* **MATERIAL PROVIDED**
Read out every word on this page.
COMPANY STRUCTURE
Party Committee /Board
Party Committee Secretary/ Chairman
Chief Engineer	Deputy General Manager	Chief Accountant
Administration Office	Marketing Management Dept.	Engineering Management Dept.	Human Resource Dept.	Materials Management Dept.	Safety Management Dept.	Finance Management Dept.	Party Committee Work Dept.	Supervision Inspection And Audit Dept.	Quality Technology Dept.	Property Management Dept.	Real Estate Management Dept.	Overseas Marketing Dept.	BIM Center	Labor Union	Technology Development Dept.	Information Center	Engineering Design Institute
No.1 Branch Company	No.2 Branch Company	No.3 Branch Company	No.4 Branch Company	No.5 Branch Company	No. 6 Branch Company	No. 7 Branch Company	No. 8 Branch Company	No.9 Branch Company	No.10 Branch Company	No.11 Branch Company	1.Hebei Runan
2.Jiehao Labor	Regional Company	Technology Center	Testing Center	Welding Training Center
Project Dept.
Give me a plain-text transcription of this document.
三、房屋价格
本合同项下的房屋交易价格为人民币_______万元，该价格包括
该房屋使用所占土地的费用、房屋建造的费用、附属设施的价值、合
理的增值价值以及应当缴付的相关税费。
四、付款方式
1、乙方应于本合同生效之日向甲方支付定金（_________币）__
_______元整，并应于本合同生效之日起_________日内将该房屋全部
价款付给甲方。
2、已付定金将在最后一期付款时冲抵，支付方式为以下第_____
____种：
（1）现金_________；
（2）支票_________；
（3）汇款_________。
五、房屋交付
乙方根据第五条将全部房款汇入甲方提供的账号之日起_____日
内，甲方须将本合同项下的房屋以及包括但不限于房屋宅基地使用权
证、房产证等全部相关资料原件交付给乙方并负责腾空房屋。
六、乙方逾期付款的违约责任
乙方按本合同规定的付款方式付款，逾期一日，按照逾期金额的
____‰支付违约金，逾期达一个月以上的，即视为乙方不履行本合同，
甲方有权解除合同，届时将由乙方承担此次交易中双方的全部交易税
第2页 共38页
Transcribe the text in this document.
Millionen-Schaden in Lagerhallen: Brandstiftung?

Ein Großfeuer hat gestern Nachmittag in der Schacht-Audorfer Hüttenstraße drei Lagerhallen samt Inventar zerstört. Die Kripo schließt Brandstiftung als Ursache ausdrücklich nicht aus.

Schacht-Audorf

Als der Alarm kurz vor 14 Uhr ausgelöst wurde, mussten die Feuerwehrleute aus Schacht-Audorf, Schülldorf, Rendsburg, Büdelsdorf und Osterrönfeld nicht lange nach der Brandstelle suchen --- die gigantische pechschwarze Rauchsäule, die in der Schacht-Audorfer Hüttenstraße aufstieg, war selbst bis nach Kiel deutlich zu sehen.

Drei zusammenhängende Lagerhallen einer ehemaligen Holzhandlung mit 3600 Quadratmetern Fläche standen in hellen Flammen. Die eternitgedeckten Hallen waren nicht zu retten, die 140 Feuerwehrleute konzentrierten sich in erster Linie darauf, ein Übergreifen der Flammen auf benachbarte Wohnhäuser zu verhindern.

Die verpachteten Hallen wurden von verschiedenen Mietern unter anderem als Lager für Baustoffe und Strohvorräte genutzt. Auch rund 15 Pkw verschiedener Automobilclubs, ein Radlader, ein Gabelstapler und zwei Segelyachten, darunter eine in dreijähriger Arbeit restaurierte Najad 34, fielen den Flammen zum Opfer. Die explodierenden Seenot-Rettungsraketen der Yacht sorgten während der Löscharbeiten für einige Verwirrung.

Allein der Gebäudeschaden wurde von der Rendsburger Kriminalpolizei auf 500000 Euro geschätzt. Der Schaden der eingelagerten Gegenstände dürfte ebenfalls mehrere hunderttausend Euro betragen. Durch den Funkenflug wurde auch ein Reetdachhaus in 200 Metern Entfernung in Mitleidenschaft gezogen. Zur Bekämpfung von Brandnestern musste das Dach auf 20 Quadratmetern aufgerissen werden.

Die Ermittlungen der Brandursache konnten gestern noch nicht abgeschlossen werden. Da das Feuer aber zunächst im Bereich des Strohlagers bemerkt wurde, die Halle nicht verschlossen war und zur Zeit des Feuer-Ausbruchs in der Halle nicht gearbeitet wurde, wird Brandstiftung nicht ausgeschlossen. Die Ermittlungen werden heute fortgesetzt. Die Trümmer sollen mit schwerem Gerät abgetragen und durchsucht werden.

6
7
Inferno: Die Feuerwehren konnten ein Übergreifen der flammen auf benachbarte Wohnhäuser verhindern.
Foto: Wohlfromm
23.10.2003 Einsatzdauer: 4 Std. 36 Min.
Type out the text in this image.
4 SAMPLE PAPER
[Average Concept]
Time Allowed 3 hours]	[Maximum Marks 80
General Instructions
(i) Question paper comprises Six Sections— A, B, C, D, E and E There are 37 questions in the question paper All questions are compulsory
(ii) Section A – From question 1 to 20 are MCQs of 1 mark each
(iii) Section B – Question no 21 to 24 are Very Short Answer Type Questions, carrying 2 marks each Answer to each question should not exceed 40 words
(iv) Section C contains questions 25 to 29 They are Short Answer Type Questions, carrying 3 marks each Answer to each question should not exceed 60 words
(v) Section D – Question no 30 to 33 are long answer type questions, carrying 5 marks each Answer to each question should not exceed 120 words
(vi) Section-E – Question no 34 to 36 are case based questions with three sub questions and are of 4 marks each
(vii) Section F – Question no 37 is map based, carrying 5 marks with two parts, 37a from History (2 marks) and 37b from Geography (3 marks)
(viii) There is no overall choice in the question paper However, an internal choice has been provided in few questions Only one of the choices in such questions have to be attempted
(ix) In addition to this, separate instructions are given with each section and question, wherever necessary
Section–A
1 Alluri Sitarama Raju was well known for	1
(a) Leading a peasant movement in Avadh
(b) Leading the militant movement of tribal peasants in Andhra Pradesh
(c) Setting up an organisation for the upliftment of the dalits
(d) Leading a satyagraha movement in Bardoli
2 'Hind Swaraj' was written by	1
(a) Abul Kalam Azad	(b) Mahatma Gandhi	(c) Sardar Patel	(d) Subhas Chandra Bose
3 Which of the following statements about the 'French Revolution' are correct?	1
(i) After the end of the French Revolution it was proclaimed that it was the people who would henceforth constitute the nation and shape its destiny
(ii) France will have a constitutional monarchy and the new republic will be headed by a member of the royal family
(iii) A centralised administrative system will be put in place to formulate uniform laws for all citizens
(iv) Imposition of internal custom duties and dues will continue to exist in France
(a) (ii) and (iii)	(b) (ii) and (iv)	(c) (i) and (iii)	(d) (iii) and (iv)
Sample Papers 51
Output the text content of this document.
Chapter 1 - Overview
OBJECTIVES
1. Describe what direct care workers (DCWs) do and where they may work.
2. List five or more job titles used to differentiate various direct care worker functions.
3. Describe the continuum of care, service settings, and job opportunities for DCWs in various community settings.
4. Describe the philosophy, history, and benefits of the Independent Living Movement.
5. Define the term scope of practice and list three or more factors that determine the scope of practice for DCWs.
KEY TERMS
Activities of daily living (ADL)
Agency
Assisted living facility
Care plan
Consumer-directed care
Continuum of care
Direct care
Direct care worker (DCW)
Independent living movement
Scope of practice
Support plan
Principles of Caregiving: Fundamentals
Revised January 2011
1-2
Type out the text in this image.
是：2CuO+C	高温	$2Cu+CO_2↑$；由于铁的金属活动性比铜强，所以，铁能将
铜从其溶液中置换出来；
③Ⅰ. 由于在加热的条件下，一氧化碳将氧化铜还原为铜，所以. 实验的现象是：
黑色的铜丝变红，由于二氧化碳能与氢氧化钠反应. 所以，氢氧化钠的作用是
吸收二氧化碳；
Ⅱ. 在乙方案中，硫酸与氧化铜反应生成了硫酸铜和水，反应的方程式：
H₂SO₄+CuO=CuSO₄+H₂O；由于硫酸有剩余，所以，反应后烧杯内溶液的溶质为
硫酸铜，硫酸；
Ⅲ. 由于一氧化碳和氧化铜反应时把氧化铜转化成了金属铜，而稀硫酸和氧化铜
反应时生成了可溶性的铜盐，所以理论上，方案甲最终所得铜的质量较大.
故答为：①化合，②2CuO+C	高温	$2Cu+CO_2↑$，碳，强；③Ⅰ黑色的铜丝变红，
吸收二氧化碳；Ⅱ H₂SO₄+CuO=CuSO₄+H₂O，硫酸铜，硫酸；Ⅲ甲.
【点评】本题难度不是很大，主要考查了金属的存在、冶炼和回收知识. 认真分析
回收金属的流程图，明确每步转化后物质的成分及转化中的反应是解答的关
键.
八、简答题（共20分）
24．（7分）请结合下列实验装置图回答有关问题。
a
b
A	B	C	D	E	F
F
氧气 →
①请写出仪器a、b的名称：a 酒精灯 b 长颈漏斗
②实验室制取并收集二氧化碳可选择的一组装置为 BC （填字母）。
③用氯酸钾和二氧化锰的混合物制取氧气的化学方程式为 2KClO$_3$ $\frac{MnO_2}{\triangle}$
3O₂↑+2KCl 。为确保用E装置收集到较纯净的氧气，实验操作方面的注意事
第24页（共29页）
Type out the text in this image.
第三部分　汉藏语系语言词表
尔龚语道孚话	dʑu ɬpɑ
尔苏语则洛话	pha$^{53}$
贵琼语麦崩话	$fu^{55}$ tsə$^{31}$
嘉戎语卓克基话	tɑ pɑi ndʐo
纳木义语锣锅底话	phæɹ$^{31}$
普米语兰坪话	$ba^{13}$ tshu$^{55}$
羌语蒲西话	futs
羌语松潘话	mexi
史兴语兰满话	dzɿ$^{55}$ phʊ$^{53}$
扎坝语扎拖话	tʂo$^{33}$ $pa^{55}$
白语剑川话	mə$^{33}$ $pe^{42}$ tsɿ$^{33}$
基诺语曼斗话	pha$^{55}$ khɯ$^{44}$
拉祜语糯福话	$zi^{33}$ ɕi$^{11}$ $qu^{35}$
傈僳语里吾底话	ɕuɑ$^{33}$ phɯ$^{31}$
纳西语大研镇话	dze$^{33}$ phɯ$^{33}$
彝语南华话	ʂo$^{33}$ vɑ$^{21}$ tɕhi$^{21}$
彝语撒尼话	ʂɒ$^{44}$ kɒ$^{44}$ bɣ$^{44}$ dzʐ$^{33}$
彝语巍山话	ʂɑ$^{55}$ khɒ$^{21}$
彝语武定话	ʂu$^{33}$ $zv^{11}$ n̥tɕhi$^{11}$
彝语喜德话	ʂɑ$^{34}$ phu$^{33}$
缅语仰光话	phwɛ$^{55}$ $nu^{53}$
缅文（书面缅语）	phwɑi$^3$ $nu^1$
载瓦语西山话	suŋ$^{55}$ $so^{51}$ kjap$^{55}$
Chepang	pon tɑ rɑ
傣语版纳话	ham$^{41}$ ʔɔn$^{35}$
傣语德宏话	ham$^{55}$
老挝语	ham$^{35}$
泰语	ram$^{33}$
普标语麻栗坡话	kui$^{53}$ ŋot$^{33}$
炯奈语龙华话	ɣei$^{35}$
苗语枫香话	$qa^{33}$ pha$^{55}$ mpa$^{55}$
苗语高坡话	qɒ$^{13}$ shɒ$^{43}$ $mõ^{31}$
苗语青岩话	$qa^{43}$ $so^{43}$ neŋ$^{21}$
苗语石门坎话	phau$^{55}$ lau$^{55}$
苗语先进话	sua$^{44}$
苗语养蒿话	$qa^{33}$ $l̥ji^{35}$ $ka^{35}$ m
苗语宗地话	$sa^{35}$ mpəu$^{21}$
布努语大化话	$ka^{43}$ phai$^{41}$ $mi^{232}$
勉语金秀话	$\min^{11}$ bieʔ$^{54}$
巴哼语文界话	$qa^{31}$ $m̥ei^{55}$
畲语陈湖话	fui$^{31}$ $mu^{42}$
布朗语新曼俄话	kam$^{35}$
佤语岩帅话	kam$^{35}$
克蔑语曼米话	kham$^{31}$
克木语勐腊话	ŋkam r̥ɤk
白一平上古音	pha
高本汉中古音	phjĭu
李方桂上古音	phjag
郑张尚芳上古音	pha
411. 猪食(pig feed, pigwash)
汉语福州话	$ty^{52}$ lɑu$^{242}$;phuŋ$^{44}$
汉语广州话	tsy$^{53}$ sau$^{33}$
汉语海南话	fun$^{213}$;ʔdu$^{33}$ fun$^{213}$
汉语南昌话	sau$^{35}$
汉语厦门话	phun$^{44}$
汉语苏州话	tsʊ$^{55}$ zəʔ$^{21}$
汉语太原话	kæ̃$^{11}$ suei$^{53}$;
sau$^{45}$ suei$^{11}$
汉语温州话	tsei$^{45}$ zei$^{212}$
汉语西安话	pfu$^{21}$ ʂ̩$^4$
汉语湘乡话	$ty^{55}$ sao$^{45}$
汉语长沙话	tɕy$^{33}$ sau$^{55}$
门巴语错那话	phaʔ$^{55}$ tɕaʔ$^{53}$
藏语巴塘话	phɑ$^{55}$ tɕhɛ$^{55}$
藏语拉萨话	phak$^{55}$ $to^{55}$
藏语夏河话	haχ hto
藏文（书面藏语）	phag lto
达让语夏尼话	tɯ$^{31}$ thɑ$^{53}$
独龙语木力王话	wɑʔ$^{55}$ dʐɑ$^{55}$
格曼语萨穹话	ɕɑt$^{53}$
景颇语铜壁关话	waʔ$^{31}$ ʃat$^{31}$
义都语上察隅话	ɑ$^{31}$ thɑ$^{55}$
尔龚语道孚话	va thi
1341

* **TASK TO COMPLETE**
Show every line that contains the word "based".

* **SOLUTION TO THE PROBLEM**
(vi) Section-E – Question no 34 to 36 are case based questions with three sub questions and are of 4 marks each
(vii) Section F – Question no 37 is map based, carrying 5 marks with two parts, 37a from History (2 marks) and 37b from Geography (3 marks)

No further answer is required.